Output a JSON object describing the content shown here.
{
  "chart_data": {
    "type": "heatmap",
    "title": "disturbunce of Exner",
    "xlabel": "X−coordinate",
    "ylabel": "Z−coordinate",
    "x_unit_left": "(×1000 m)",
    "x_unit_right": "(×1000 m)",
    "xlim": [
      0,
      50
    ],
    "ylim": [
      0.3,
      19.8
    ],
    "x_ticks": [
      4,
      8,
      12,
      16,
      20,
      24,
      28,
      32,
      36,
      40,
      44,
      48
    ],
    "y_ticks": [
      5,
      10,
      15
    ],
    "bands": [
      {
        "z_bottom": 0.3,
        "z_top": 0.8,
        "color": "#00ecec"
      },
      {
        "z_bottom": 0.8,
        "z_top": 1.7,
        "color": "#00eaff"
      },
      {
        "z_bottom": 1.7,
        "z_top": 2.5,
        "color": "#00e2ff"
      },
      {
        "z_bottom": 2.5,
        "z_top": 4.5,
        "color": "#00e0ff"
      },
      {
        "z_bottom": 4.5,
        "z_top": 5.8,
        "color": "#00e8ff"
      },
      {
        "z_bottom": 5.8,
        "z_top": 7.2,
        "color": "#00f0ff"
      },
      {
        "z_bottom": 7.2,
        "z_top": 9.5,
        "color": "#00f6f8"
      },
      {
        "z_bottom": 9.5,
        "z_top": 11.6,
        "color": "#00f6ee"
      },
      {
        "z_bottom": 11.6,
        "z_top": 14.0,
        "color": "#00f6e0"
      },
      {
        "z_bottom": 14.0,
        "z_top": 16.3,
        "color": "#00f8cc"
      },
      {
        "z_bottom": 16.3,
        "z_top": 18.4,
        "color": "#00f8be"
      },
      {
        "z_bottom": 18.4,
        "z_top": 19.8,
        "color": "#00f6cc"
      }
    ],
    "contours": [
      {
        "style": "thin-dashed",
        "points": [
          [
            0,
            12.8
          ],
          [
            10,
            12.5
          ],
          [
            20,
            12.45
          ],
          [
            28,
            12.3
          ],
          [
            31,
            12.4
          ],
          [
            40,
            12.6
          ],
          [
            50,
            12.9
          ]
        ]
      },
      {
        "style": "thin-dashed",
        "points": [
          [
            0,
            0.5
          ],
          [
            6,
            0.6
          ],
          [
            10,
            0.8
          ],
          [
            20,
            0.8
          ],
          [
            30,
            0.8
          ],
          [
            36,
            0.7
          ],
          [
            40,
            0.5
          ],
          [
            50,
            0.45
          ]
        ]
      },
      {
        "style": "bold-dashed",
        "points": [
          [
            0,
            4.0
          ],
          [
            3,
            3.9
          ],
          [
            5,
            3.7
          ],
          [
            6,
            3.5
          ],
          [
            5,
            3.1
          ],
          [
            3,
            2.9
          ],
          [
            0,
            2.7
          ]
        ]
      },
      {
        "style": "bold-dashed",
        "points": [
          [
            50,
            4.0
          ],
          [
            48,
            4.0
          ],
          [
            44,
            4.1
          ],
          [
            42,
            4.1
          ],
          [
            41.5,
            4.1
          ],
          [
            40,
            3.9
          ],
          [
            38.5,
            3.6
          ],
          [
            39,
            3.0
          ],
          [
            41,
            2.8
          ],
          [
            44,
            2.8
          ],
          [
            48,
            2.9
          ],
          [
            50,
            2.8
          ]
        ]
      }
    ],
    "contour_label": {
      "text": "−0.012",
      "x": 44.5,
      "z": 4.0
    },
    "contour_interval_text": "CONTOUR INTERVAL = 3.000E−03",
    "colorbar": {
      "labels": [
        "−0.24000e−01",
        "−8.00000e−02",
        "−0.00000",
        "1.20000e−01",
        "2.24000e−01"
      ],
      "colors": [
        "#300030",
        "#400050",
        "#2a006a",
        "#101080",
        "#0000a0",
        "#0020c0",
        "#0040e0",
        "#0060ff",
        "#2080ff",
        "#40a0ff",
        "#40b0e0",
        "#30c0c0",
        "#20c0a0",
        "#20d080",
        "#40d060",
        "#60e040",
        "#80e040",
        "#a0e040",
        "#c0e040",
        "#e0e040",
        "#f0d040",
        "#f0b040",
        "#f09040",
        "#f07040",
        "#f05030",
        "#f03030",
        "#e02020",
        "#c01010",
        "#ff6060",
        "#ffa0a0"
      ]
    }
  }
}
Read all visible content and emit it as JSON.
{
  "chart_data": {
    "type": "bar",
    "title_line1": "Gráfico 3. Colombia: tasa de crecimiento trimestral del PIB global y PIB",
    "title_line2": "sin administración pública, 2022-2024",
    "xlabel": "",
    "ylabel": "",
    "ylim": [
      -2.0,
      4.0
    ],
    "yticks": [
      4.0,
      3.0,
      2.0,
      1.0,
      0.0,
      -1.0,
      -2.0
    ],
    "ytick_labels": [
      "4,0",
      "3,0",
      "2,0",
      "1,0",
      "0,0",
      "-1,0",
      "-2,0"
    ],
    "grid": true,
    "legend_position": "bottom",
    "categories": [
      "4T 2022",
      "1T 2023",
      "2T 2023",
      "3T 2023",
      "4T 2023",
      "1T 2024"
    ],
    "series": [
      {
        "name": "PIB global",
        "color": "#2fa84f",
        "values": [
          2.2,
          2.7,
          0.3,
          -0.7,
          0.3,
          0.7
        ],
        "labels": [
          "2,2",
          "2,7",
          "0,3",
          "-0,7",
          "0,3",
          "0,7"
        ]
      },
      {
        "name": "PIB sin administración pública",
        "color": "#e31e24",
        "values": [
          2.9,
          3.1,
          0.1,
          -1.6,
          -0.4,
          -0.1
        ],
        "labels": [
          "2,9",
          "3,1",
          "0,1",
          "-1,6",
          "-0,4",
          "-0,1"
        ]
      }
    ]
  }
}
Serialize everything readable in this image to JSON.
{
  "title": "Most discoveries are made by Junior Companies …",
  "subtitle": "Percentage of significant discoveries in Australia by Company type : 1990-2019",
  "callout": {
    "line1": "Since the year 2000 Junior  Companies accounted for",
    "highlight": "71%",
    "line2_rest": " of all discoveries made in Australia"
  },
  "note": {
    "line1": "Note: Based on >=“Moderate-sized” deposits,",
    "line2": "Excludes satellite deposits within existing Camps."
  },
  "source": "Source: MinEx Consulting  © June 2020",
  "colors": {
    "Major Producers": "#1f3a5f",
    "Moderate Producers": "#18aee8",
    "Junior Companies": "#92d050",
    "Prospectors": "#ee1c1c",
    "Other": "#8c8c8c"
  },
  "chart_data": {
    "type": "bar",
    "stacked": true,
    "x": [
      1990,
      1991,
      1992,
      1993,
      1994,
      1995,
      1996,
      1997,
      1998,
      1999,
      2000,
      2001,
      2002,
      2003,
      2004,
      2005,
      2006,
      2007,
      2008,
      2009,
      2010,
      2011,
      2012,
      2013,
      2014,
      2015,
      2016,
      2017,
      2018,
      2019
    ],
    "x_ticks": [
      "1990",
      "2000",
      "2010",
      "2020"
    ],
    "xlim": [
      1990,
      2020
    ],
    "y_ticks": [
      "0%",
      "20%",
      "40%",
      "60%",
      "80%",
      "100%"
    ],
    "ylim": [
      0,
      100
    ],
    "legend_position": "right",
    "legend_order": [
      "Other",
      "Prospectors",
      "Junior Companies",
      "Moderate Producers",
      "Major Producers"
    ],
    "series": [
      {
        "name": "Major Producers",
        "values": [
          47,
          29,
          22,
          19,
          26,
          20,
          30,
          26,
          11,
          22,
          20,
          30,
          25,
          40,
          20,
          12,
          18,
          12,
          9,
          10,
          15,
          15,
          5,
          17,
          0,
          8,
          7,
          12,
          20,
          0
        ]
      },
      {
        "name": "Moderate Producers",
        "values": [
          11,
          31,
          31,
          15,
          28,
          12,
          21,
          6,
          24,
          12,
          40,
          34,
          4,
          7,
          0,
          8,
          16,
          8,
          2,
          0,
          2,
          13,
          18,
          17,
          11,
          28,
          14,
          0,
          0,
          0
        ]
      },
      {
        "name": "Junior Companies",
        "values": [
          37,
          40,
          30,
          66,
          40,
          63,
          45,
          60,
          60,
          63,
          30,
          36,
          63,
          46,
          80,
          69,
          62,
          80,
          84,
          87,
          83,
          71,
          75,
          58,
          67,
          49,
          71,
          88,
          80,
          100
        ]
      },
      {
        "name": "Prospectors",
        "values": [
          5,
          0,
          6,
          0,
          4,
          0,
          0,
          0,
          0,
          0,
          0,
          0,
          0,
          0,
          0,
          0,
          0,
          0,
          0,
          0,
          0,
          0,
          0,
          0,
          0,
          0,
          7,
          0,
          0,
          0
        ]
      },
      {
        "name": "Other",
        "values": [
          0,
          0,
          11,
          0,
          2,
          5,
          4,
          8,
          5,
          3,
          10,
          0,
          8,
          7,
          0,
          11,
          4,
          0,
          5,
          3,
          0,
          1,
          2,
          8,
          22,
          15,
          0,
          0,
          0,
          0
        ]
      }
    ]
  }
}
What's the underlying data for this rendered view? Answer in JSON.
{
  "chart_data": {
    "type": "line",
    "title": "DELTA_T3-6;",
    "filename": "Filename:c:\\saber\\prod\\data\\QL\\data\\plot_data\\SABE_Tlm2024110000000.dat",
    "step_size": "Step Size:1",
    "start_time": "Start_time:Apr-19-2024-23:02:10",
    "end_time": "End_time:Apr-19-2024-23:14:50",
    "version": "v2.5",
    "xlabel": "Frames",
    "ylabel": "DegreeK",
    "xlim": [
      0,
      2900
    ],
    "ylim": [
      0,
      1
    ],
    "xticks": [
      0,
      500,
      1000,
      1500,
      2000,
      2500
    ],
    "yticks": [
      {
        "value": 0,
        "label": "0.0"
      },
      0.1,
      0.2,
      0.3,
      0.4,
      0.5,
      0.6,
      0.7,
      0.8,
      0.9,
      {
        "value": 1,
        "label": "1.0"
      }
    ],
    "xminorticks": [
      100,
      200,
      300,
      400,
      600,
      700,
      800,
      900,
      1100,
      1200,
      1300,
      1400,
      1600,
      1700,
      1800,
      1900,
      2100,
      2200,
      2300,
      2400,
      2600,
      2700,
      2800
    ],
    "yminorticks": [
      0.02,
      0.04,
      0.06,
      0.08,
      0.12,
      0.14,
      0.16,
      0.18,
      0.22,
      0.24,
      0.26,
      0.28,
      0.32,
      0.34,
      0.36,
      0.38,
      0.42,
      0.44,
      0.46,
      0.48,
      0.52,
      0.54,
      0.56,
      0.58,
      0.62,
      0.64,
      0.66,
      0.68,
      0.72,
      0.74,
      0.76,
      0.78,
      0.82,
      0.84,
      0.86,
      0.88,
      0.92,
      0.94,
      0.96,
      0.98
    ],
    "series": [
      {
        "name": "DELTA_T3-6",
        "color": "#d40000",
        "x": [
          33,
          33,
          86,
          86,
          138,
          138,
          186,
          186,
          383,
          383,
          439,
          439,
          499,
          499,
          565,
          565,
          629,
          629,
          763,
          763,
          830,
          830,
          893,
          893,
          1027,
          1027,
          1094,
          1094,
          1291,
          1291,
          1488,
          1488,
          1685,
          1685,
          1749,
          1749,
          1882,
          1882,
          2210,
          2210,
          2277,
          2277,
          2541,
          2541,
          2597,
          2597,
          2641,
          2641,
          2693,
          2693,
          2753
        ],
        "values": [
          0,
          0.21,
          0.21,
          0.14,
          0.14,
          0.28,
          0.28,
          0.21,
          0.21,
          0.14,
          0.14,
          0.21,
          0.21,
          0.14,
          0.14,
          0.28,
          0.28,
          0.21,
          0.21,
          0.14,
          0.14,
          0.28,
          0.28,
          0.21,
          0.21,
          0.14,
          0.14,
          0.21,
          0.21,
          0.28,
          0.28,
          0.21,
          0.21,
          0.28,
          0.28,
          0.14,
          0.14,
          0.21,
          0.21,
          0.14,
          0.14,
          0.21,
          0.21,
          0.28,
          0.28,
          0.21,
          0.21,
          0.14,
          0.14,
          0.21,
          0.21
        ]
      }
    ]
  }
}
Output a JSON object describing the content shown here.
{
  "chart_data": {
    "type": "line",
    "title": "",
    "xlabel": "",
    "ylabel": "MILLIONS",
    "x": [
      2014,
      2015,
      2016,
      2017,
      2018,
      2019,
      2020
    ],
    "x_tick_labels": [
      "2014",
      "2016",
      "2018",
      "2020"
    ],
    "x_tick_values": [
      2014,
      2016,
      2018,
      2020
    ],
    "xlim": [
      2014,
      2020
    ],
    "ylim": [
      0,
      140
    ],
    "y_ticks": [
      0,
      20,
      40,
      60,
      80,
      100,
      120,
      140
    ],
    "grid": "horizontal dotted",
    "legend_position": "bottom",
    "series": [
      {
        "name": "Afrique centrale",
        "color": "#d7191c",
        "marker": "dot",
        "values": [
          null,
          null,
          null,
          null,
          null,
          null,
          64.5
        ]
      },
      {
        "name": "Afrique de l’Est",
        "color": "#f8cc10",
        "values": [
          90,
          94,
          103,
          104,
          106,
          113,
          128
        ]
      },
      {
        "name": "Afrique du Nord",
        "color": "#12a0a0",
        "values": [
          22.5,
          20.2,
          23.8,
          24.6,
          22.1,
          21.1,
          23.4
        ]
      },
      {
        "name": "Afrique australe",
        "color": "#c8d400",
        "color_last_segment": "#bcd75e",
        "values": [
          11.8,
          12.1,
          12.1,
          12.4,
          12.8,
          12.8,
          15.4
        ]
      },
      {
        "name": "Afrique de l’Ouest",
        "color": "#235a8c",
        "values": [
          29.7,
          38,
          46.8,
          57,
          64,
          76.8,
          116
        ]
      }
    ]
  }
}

● ● ●

## EXERCISE GOAL:
Output nothing but the number of lines in the data containing the string "coordinate".

## TASK ANSWER:
2